**Short problem**
Reproduce each line of the records below verbatim, in the same order, but leave the pictures out of your answer.

[Record list start]

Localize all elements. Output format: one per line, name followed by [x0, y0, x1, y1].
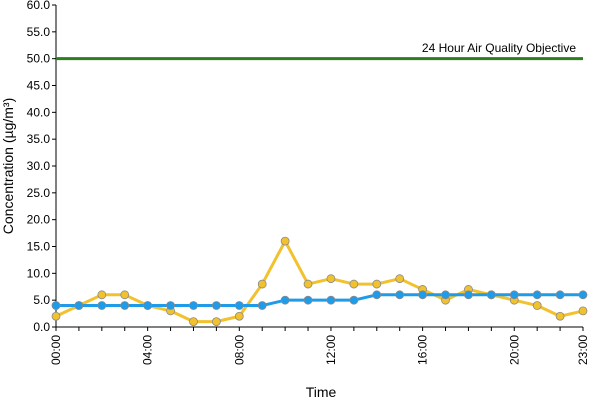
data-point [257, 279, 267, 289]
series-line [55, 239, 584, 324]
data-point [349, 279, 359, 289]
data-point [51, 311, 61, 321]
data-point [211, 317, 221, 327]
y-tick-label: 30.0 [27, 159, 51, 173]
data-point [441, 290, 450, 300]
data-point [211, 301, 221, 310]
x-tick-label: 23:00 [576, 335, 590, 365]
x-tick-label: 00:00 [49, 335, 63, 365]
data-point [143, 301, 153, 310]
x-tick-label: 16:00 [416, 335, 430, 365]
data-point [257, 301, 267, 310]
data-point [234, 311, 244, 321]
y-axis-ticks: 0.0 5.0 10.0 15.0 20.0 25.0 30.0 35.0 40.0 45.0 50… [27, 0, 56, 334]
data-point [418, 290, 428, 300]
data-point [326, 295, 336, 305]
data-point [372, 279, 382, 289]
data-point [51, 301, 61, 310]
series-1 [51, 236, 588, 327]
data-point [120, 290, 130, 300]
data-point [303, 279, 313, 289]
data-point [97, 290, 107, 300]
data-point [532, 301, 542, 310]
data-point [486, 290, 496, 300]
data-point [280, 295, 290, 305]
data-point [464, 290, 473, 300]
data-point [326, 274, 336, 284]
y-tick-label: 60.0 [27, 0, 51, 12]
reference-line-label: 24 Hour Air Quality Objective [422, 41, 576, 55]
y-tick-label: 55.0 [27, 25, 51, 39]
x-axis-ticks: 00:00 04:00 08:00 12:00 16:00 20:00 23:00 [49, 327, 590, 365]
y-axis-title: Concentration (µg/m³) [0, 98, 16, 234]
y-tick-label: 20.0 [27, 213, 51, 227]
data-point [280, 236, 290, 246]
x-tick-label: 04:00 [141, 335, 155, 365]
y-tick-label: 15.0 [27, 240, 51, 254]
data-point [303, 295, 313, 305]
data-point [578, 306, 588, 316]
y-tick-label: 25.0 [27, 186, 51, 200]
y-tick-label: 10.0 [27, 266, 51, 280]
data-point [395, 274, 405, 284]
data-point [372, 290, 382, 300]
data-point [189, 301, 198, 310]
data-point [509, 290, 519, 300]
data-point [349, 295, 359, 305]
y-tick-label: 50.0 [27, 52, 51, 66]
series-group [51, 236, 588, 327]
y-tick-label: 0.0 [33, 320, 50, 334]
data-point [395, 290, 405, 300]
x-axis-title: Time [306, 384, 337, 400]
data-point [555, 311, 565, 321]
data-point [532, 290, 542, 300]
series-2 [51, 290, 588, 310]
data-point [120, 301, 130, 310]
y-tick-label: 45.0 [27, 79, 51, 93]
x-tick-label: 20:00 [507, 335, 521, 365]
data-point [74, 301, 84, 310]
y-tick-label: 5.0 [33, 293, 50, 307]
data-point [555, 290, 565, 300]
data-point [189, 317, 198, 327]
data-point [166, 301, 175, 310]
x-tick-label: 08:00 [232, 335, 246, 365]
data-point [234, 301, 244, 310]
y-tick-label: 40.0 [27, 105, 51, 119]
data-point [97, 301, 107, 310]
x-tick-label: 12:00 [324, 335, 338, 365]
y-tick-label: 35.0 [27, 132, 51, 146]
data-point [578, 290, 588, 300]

[Record list end]

**Written reply**
Localize all elements. Output format: one per line, name followed by [x0, y0, x1, y1].
data-point [257, 279, 267, 289]
series-line [55, 239, 584, 324]
data-point [349, 279, 359, 289]
data-point [51, 311, 61, 321]
data-point [211, 317, 221, 327]
y-tick-label: 30.0 [27, 159, 51, 173]
data-point [441, 290, 450, 300]
data-point [211, 301, 221, 310]
x-tick-label: 23:00 [576, 335, 590, 365]
x-tick-label: 00:00 [49, 335, 63, 365]
data-point [143, 301, 153, 310]
x-tick-label: 16:00 [416, 335, 430, 365]
data-point [257, 301, 267, 310]
data-point [234, 311, 244, 321]
y-axis-ticks: 0.0 5.0 10.0 15.0 20.0 25.0 30.0 35.0 40.0 45.0 50… [27, 0, 56, 334]
data-point [418, 290, 428, 300]
data-point [326, 295, 336, 305]
data-point [372, 279, 382, 289]
data-point [51, 301, 61, 310]
series-1 [51, 236, 588, 327]
data-point [120, 290, 130, 300]
data-point [303, 279, 313, 289]
data-point [97, 290, 107, 300]
data-point [532, 301, 542, 310]
data-point [486, 290, 496, 300]
data-point [280, 295, 290, 305]
data-point [464, 290, 473, 300]
data-point [326, 274, 336, 284]
y-tick-label: 60.0 [27, 0, 51, 12]
reference-line-label: 24 Hour Air Quality Objective [422, 41, 576, 55]
y-tick-label: 55.0 [27, 25, 51, 39]
x-axis-ticks: 00:00 04:00 08:00 12:00 16:00 20:00 23:00 [49, 327, 590, 365]
y-axis-title: Concentration (µg/m³) [0, 98, 16, 234]
y-tick-label: 20.0 [27, 213, 51, 227]
data-point [280, 236, 290, 246]
x-tick-label: 04:00 [141, 335, 155, 365]
y-tick-label: 15.0 [27, 240, 51, 254]
data-point [303, 295, 313, 305]
data-point [578, 306, 588, 316]
y-tick-label: 25.0 [27, 186, 51, 200]
y-tick-label: 10.0 [27, 266, 51, 280]
data-point [395, 274, 405, 284]
data-point [372, 290, 382, 300]
data-point [189, 301, 198, 310]
data-point [509, 290, 519, 300]
data-point [349, 295, 359, 305]
y-tick-label: 50.0 [27, 52, 51, 66]
series-group [51, 236, 588, 327]
y-tick-label: 0.0 [33, 320, 50, 334]
data-point [395, 290, 405, 300]
x-axis-title: Time [306, 384, 337, 400]
data-point [555, 311, 565, 321]
data-point [532, 290, 542, 300]
series-2 [51, 290, 588, 310]
data-point [120, 301, 130, 310]
y-tick-label: 45.0 [27, 79, 51, 93]
x-tick-label: 20:00 [507, 335, 521, 365]
data-point [74, 301, 84, 310]
y-tick-label: 5.0 [33, 293, 50, 307]
data-point [555, 290, 565, 300]
data-point [189, 317, 198, 327]
data-point [166, 301, 175, 310]
x-tick-label: 08:00 [232, 335, 246, 365]
data-point [234, 301, 244, 310]
y-tick-label: 40.0 [27, 105, 51, 119]
data-point [97, 301, 107, 310]
x-tick-label: 12:00 [324, 335, 338, 365]
y-tick-label: 35.0 [27, 132, 51, 146]
data-point [578, 290, 588, 300]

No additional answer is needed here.